Go through the listing and copy each line with the string "tibi".

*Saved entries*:

______________________________

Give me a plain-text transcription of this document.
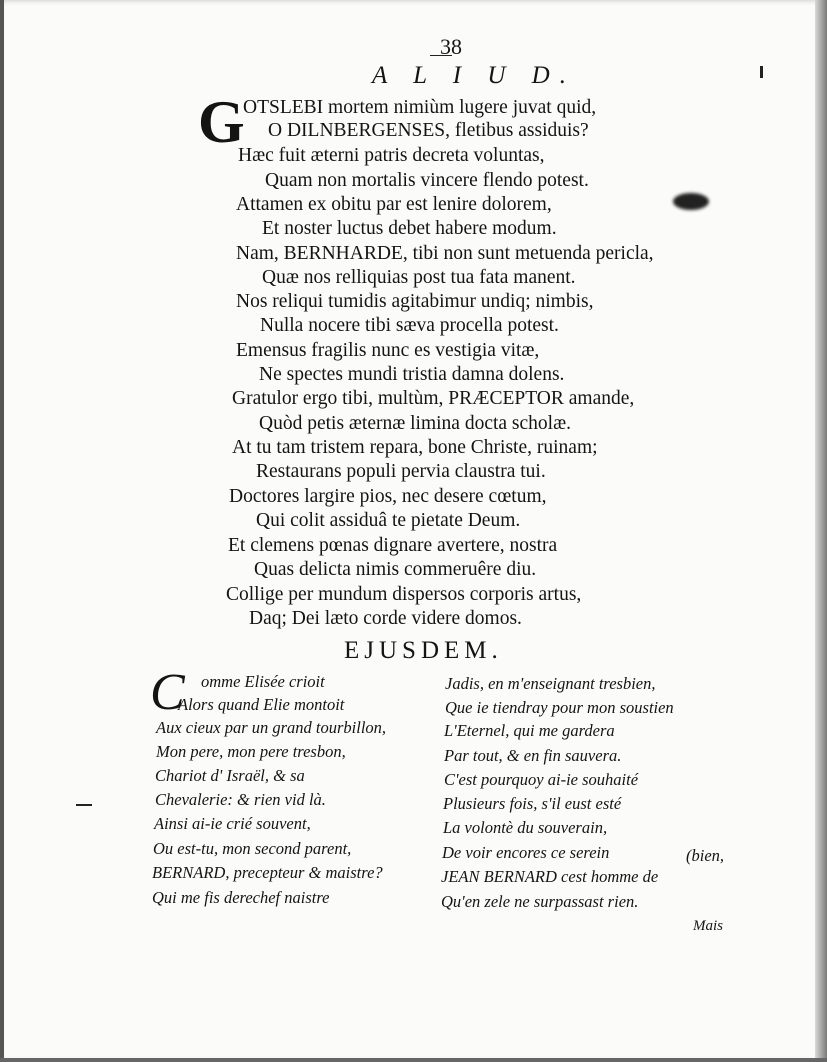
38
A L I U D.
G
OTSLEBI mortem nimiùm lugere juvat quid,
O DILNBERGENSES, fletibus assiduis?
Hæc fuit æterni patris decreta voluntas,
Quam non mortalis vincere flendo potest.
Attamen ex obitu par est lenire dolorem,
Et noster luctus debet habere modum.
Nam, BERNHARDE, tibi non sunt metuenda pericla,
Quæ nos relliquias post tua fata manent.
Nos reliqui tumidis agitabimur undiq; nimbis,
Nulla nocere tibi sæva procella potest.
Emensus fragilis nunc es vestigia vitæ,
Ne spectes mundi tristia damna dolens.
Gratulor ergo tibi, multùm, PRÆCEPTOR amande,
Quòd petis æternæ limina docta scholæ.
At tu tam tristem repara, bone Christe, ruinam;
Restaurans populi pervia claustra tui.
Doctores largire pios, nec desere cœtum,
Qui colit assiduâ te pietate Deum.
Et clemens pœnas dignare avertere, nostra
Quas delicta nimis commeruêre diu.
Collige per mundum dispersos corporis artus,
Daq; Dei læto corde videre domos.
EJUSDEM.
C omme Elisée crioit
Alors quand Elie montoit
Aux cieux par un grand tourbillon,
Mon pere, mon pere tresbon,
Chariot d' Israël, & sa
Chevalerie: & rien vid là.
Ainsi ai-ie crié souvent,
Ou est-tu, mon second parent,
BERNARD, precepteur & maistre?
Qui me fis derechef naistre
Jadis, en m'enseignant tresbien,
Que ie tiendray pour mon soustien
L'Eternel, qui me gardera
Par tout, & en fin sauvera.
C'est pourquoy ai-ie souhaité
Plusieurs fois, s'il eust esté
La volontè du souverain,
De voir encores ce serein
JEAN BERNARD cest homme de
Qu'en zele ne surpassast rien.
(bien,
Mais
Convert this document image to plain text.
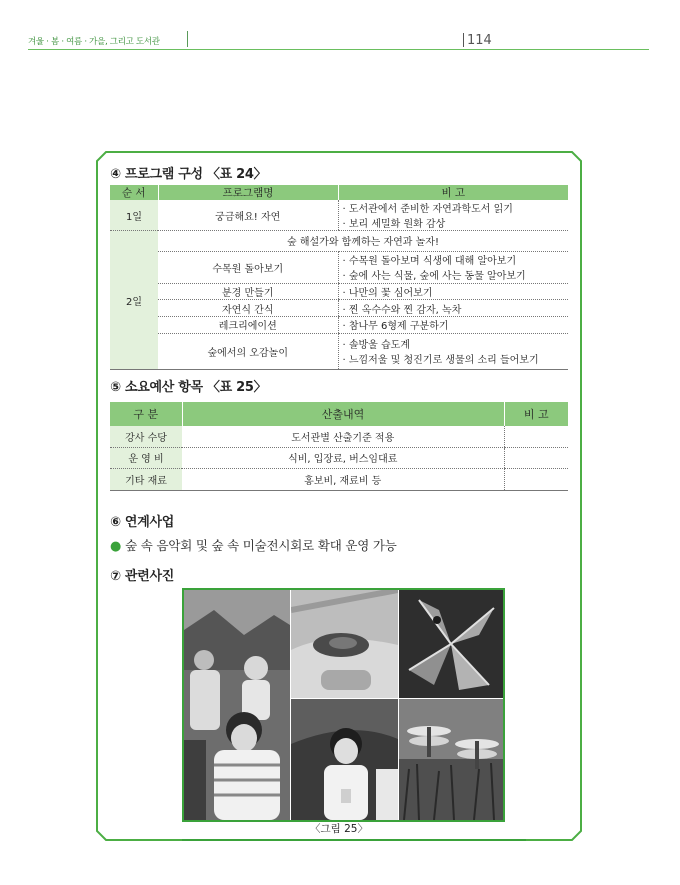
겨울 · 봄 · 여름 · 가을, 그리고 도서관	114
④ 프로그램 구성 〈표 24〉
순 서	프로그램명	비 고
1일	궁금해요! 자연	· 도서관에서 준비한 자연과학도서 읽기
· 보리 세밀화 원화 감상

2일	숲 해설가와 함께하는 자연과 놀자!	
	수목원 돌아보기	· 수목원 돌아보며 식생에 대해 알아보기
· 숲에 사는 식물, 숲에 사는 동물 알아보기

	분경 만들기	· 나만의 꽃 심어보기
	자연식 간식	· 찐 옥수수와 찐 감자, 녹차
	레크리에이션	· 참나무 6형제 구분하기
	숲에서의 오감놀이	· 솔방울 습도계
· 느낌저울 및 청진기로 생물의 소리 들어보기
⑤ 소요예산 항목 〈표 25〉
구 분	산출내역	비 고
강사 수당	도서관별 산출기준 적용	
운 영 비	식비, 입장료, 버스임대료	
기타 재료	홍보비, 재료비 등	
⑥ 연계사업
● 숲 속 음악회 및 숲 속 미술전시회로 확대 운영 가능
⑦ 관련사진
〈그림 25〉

______________________________

*Answer to the exercise*:
Nam, BERNHARDE, tibi non sunt metuenda pericla,
Nulla nocere tibi sæva procella potest.
Gratulor ergo tibi, multùm, PRÆCEPTOR amande,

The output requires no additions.